→ **Written task**:
Reproduce the records exactly.

Saved data entries:
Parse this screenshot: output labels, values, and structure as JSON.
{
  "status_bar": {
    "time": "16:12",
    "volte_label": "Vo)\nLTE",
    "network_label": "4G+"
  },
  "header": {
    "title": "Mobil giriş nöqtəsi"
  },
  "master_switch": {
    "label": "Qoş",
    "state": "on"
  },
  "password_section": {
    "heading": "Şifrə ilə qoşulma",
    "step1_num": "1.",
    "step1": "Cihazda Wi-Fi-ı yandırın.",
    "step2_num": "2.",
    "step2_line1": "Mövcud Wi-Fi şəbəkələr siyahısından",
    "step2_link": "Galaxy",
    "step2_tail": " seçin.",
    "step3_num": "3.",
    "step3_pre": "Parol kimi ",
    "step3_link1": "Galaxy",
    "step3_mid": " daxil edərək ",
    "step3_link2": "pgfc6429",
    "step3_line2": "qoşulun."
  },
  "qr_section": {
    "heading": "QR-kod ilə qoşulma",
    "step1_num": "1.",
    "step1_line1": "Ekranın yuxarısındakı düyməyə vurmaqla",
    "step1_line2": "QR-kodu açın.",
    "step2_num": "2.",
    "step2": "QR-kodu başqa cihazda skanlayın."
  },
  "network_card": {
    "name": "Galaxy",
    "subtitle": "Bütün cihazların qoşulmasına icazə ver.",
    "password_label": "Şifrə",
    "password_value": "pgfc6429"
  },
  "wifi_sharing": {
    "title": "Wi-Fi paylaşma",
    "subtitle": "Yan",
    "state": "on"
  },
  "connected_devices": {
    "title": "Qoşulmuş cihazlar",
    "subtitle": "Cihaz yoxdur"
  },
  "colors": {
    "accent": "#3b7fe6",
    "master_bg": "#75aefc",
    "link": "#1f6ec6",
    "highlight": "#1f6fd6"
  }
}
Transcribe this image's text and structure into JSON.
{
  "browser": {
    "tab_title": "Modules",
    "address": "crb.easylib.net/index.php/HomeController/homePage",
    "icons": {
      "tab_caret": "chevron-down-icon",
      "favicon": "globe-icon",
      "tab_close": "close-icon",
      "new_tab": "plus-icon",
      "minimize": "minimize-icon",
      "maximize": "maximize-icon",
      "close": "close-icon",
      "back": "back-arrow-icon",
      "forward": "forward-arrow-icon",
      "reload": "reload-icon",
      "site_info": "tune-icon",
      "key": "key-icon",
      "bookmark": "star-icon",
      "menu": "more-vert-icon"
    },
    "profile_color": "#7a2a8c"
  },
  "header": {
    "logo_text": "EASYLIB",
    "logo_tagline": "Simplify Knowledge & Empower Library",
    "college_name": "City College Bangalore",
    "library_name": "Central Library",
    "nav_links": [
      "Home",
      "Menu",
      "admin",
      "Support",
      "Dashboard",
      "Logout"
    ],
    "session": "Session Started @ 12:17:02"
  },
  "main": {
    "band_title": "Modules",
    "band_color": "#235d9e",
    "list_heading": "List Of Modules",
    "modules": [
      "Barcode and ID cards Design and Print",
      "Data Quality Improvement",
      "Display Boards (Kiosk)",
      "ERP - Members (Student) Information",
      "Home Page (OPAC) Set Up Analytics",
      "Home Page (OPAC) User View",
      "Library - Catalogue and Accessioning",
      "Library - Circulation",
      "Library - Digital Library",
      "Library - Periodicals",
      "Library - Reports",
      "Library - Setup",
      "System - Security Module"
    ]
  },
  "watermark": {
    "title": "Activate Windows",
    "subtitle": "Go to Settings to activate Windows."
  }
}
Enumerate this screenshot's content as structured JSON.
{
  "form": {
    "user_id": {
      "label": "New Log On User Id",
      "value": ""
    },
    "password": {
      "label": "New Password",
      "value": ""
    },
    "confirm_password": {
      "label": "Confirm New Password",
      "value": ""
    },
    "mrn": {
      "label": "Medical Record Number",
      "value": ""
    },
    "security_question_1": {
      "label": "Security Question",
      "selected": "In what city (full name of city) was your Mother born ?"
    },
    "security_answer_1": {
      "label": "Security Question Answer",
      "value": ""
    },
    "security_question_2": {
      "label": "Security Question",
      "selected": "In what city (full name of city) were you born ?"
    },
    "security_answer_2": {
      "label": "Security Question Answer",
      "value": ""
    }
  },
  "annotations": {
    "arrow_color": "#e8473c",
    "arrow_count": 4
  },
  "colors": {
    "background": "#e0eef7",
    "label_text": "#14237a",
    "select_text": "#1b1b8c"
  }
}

→ **Exercise output**:
Parse this screenshot: output labels, values, and structure as JSON.
{
  "status_bar": {
    "time": "16:12",
    "volte_label": "Vo)\nLTE",
    "network_label": "4G+"
  },
  "header": {
    "title": "Mobil giriş nöqtəsi"
  },
  "master_switch": {
    "label": "Qoş",
    "state": "on"
  },
  "password_section": {
    "heading": "Şifrə ilə qoşulma",
    "step1_num": "1.",
    "step1": "Cihazda Wi-Fi-ı yandırın.",
    "step2_num": "2.",
    "step2_line1": "Mövcud Wi-Fi şəbəkələr siyahısından",
    "step2_link": "Galaxy",
    "step2_tail": " seçin.",
    "step3_num": "3.",
    "step3_pre": "Parol kimi ",
    "step3_link1": "Galaxy",
    "step3_mid": " daxil edərək ",
    "step3_link2": "pgfc6429",
    "step3_line2": "qoşulun."
  },
  "qr_section": {
    "heading": "QR-kod ilə qoşulma",
    "step1_num": "1.",
    "step1_line1": "Ekranın yuxarısındakı düyməyə vurmaqla",
    "step1_line2": "QR-kodu açın.",
    "step2_num": "2.",
    "step2": "QR-kodu başqa cihazda skanlayın."
  },
  "network_card": {
    "name": "Galaxy",
    "subtitle": "Bütün cihazların qoşulmasına icazə ver.",
    "password_label": "Şifrə",
    "password_value": "pgfc6429"
  },
  "wifi_sharing": {
    "title": "Wi-Fi paylaşma",
    "subtitle": "Yan",
    "state": "on"
  },
  "connected_devices": {
    "title": "Qoşulmuş cihazlar",
    "subtitle": "Cihaz yoxdur"
  },
  "colors": {
    "accent": "#3b7fe6",
    "master_bg": "#75aefc",
    "link": "#1f6ec6",
    "highlight": "#1f6fd6"
  }
}
Transcribe this image's text and structure into JSON.
{
  "browser": {
    "tab_title": "Modules",
    "address": "crb.easylib.net/index.php/HomeController/homePage",
    "icons": {
      "tab_caret": "chevron-down-icon",
      "favicon": "globe-icon",
      "tab_close": "close-icon",
      "new_tab": "plus-icon",
      "minimize": "minimize-icon",
      "maximize": "maximize-icon",
      "close": "close-icon",
      "back": "back-arrow-icon",
      "forward": "forward-arrow-icon",
      "reload": "reload-icon",
      "site_info": "tune-icon",
      "key": "key-icon",
      "bookmark": "star-icon",
      "menu": "more-vert-icon"
    },
    "profile_color": "#7a2a8c"
  },
  "header": {
    "logo_text": "EASYLIB",
    "logo_tagline": "Simplify Knowledge & Empower Library",
    "college_name": "City College Bangalore",
    "library_name": "Central Library",
    "nav_links": [
      "Home",
      "Menu",
      "admin",
      "Support",
      "Dashboard",
      "Logout"
    ],
    "session": "Session Started @ 12:17:02"
  },
  "main": {
    "band_title": "Modules",
    "band_color": "#235d9e",
    "list_heading": "List Of Modules",
    "modules": [
      "Barcode and ID cards Design and Print",
      "Data Quality Improvement",
      "Display Boards (Kiosk)",
      "ERP - Members (Student) Information",
      "Home Page (OPAC) Set Up Analytics",
      "Home Page (OPAC) User View",
      "Library - Catalogue and Accessioning",
      "Library - Circulation",
      "Library - Digital Library",
      "Library - Periodicals",
      "Library - Reports",
      "Library - Setup",
      "System - Security Module"
    ]
  },
  "watermark": {
    "title": "Activate Windows",
    "subtitle": "Go to Settings to activate Windows."
  }
}
Enumerate this screenshot's content as structured JSON.
{
  "form": {
    "user_id": {
      "label": "New Log On User Id",
      "value": ""
    },
    "password": {
      "label": "New Password",
      "value": ""
    },
    "confirm_password": {
      "label": "Confirm New Password",
      "value": ""
    },
    "mrn": {
      "label": "Medical Record Number",
      "value": ""
    },
    "security_question_1": {
      "label": "Security Question",
      "selected": "In what city (full name of city) was your Mother born ?"
    },
    "security_answer_1": {
      "label": "Security Question Answer",
      "value": ""
    },
    "security_question_2": {
      "label": "Security Question",
      "selected": "In what city (full name of city) were you born ?"
    },
    "security_answer_2": {
      "label": "Security Question Answer",
      "value": ""
    }
  },
  "annotations": {
    "arrow_color": "#e8473c",
    "arrow_count": 4
  },
  "colors": {
    "background": "#e0eef7",
    "label_text": "#14237a",
    "select_text": "#1b1b8c"
  }
}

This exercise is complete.